* [Your objective]: Pictures within the data are to be left out; everything else must be reproduced exactly.

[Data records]

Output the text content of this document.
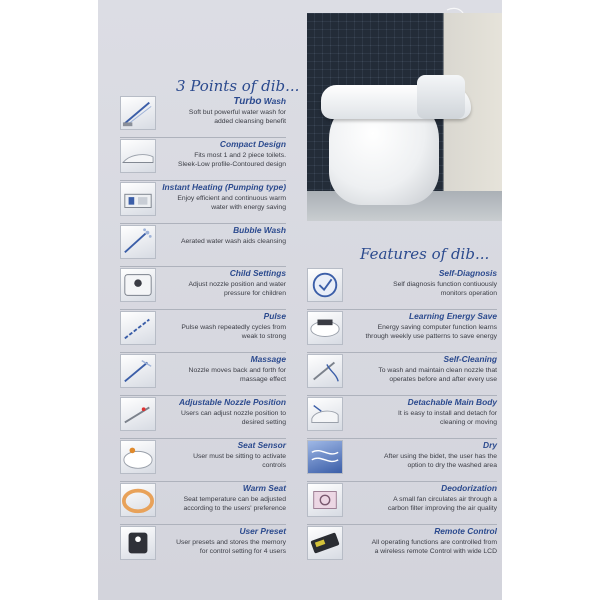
3 Points of dib...
Features of dib...
Turbo Wash
Soft but powerful water wash for
added cleansing benefit
Compact Design
Fits most 1 and 2 piece toilets.
Sleek-Low profile-Contoured design
Instant Heating (Pumping type)
Enjoy efficient and continuous warm
water with energy saving
Bubble Wash
Aerated water wash aids cleansing
Child Settings
Adjust nozzle position and water
pressure for children
Pulse
Pulse wash repeatedly cycles from
weak to strong
Massage
Nozzle moves back and forth for
massage effect
Adjustable Nozzle Position
Users can adjust nozzle position to
desired setting
Seat Sensor
User must be sitting to activate
controls
Warm Seat
Seat temperature can be adjusted
according to the users' preference
User Preset
User presets and stores the memory
for control setting for 4 users
Self-Diagnosis
Self diagnosis function contiuously
monitors operation
Learning Energy Save
Energy saving computer function learns
through weekly use patterns to save energy
Self-Cleaning
To wash and maintain clean nozzle that
operates before and after every use
Detachable Main Body
It is easy to install and detach for
cleaning or moving
Dry
After using the bidet, the user has the
option to dry the washed area
Deodorization
A small fan circulates air through a
carbon filter improving the air quality
Remote Control
All operating functions are controlled from
a wireless remote Control with wide LCD
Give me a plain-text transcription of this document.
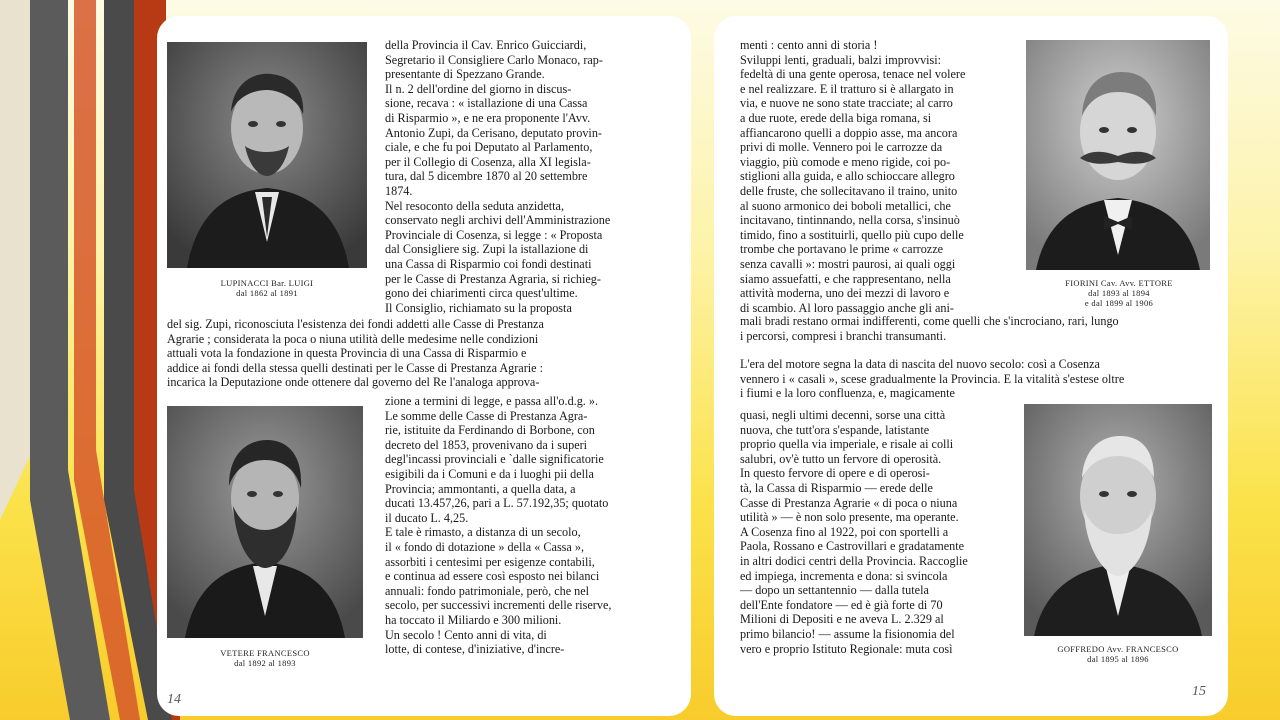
LUPINACCI Bar. LUIGI
dal 1862 al 1891
della Provincia il Cav. Enrico Guicciardi,
Segretario il Consigliere Carlo Monaco, rap-
presentante di Spezzano Grande.
Il n. 2 dell'ordine del giorno in discus-
sione, recava : « istallazione di una Cassa
di Risparmio », e ne era proponente l'Avv.
Antonio Zupi, da Cerisano, deputato provin-
ciale, e che fu poi Deputato al Parlamento,
per il Collegio di Cosenza, alla XI legisla-
tura, dal 5 dicembre 1870 al 20 settembre
1874.
Nel resoconto della seduta anzidetta,
conservato negli archivi dell'Amministrazione
Provinciale di Cosenza, si legge : « Proposta
dal Consigliere sig. Zupi la istallazione di
una Cassa di Risparmio coi fondi destinati
per le Casse di Prestanza Agraria, si richieg-
gono dei chiarimenti circa quest'ultime.
Il Consiglio, richiamato su la proposta
del sig. Zupi, riconosciuta l'esistenza dei fondi addetti alle Casse di Prestanza
Agrarie ; considerata la poca o niuna utilità delle medesime nelle condizioni
attuali vota la fondazione in questa Provincia di una Cassa di Risparmio e
addice ai fondi della stessa quelli destinati per le Casse di Prestanza Agrarie :
incarica la Deputazione onde ottenere dal governo del Re l'analoga approva-
VETERE FRANCESCO
dal 1892 al 1893
zione a termini di legge, e passa all'o.d.g. ».
Le somme delle Casse di Prestanza Agra-
rie, istituite da Ferdinando di Borbone, con
decreto del 1853, provenivano da i superi
degl'incassi provinciali e `dalle significatorie
esigibili da i Comuni e da i luoghi pii della
Provincia; ammontanti, a quella data, a
ducati 13.457,26, pari a L. 57.192,35; quotato
il ducato L. 4,25.
E tale è rimasto, a distanza di un secolo,
il « fondo di dotazione » della « Cassa »,
assorbiti i centesimi per esigenze contabili,
e continua ad essere così esposto nei bilanci
annuali: fondo patrimoniale, però, che nel
secolo, per successivi incrementi delle riserve,
ha toccato il Miliardo e 300 milioni.
Un secolo ! Cento anni di vita, di
lotte, di contese, d'iniziative, d'incre-
14
menti : cento anni di storia !
Sviluppi lenti, graduali, balzi improvvisi:
fedeltà di una gente operosa, tenace nel volere
e nel realizzare. E il tratturo si è allargato in
via, e nuove ne sono state tracciate; al carro
a due ruote, erede della biga romana, si
affiancarono quelli a doppio asse, ma ancora
privi di molle. Vennero poi le carrozze da
viaggio, più comode e meno rigide, coi po-
stiglioni alla guida, e allo schioccare allegro
delle fruste, che sollecitavano il traino, unito
al suono armonico dei boboli metallici, che
incitavano, tintinnando, nella corsa, s'insinuò
timido, fino a sostituirli, quello più cupo delle
trombe che portavano le prime « carrozze
senza cavalli »: mostri paurosi, ai quali oggi
siamo assuefatti, e che rappresentano, nella
attività moderna, uno dei mezzi di lavoro e
di scambio. Al loro passaggio anche gli ani-
FIORINI Cav. Avv. ETTORE
dal 1893 al 1894
e dal 1899 al 1906
mali bradi restano ormai indifferenti, come quelli che s'incrociano, rari, lungo
i percorsi, compresi i branchi transumanti.
L'era del motore segna la data di nascita del nuovo secolo: così a Cosenza
vennero i « casali », scese gradualmente la Provincia. E la vitalità s'estese oltre
i fiumi e la loro confluenza, e, magicamente
GOFFREDO Avv. FRANCESCO
dal 1895 al 1896
quasi, negli ultimi decenni, sorse una città
nuova, che tutt'ora s'espande, latistante
proprio quella via imperiale, e risale ai colli
salubri, ov'è tutto un fervore di operosità.
In questo fervore di opere e di operosi-
tà, la Cassa di Risparmio — erede delle
Casse di Prestanza Agrarie « di poca o niuna
utilità » — è non solo presente, ma operante.
A Cosenza fino al 1922, poi con sportelli a
Paola, Rossano e Castrovillari e gradatamente
in altri dodici centri della Provincia. Raccoglie
ed impiega, incrementa e dona: si svincola
— dopo un settantennio — dalla tutela
dell'Ente fondatore — ed è già forte di 70
Milioni di Depositi e ne aveva L. 2.329 al
primo bilancio! — assume la fisionomia del
vero e proprio Istituto Regionale: muta così
15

* [The result]:
Output the text content of this document.
3 Points of dib...
Features of dib...
Turbo Wash
Soft but powerful water wash for
added cleansing benefit
Compact Design
Fits most 1 and 2 piece toilets.
Sleek-Low profile-Contoured design
Instant Heating (Pumping type)
Enjoy efficient and continuous warm
water with energy saving
Bubble Wash
Aerated water wash aids cleansing
Child Settings
Adjust nozzle position and water
pressure for children
Pulse
Pulse wash repeatedly cycles from
weak to strong
Massage
Nozzle moves back and forth for
massage effect
Adjustable Nozzle Position
Users can adjust nozzle position to
desired setting
Seat Sensor
User must be sitting to activate
controls
Warm Seat
Seat temperature can be adjusted
according to the users' preference
User Preset
User presets and stores the memory
for control setting for 4 users
Self-Diagnosis
Self diagnosis function contiuously
monitors operation
Learning Energy Save
Energy saving computer function learns
through weekly use patterns to save energy
Self-Cleaning
To wash and maintain clean nozzle that
operates before and after every use
Detachable Main Body
It is easy to install and detach for
cleaning or moving
Dry
After using the bidet, the user has the
option to dry the washed area
Deodorization
A small fan circulates air through a
carbon filter improving the air quality
Remote Control
All operating functions are controlled from
a wireless remote Control with wide LCD
Give me a plain-text transcription of this document.
LUPINACCI Bar. LUIGI
dal 1862 al 1891
della Provincia il Cav. Enrico Guicciardi,
Segretario il Consigliere Carlo Monaco, rap-
presentante di Spezzano Grande.
Il n. 2 dell'ordine del giorno in discus-
sione, recava : « istallazione di una Cassa
di Risparmio », e ne era proponente l'Avv.
Antonio Zupi, da Cerisano, deputato provin-
ciale, e che fu poi Deputato al Parlamento,
per il Collegio di Cosenza, alla XI legisla-
tura, dal 5 dicembre 1870 al 20 settembre
1874.
Nel resoconto della seduta anzidetta,
conservato negli archivi dell'Amministrazione
Provinciale di Cosenza, si legge : « Proposta
dal Consigliere sig. Zupi la istallazione di
una Cassa di Risparmio coi fondi destinati
per le Casse di Prestanza Agraria, si richieg-
gono dei chiarimenti circa quest'ultime.
Il Consiglio, richiamato su la proposta
del sig. Zupi, riconosciuta l'esistenza dei fondi addetti alle Casse di Prestanza
Agrarie ; considerata la poca o niuna utilità delle medesime nelle condizioni
attuali vota la fondazione in questa Provincia di una Cassa di Risparmio e
addice ai fondi della stessa quelli destinati per le Casse di Prestanza Agrarie :
incarica la Deputazione onde ottenere dal governo del Re l'analoga approva-
VETERE FRANCESCO
dal 1892 al 1893
zione a termini di legge, e passa all'o.d.g. ».
Le somme delle Casse di Prestanza Agra-
rie, istituite da Ferdinando di Borbone, con
decreto del 1853, provenivano da i superi
degl'incassi provinciali e `dalle significatorie
esigibili da i Comuni e da i luoghi pii della
Provincia; ammontanti, a quella data, a
ducati 13.457,26, pari a L. 57.192,35; quotato
il ducato L. 4,25.
E tale è rimasto, a distanza di un secolo,
il « fondo di dotazione » della « Cassa »,
assorbiti i centesimi per esigenze contabili,
e continua ad essere così esposto nei bilanci
annuali: fondo patrimoniale, però, che nel
secolo, per successivi incrementi delle riserve,
ha toccato il Miliardo e 300 milioni.
Un secolo ! Cento anni di vita, di
lotte, di contese, d'iniziative, d'incre-
14
menti : cento anni di storia !
Sviluppi lenti, graduali, balzi improvvisi:
fedeltà di una gente operosa, tenace nel volere
e nel realizzare. E il tratturo si è allargato in
via, e nuove ne sono state tracciate; al carro
a due ruote, erede della biga romana, si
affiancarono quelli a doppio asse, ma ancora
privi di molle. Vennero poi le carrozze da
viaggio, più comode e meno rigide, coi po-
stiglioni alla guida, e allo schioccare allegro
delle fruste, che sollecitavano il traino, unito
al suono armonico dei boboli metallici, che
incitavano, tintinnando, nella corsa, s'insinuò
timido, fino a sostituirli, quello più cupo delle
trombe che portavano le prime « carrozze
senza cavalli »: mostri paurosi, ai quali oggi
siamo assuefatti, e che rappresentano, nella
attività moderna, uno dei mezzi di lavoro e
di scambio. Al loro passaggio anche gli ani-
FIORINI Cav. Avv. ETTORE
dal 1893 al 1894
e dal 1899 al 1906
mali bradi restano ormai indifferenti, come quelli che s'incrociano, rari, lungo
i percorsi, compresi i branchi transumanti.
L'era del motore segna la data di nascita del nuovo secolo: così a Cosenza
vennero i « casali », scese gradualmente la Provincia. E la vitalità s'estese oltre
i fiumi e la loro confluenza, e, magicamente
GOFFREDO Avv. FRANCESCO
dal 1895 al 1896
quasi, negli ultimi decenni, sorse una città
nuova, che tutt'ora s'espande, latistante
proprio quella via imperiale, e risale ai colli
salubri, ov'è tutto un fervore di operosità.
In questo fervore di opere e di operosi-
tà, la Cassa di Risparmio — erede delle
Casse di Prestanza Agrarie « di poca o niuna
utilità » — è non solo presente, ma operante.
A Cosenza fino al 1922, poi con sportelli a
Paola, Rossano e Castrovillari e gradatamente
in altri dodici centri della Provincia. Raccoglie
ed impiega, incrementa e dona: si svincola
— dopo un settantennio — dalla tutela
dell'Ente fondatore — ed è già forte di 70
Milioni di Depositi e ne aveva L. 2.329 al
primo bilancio! — assume la fisionomia del
vero e proprio Istituto Regionale: muta così
15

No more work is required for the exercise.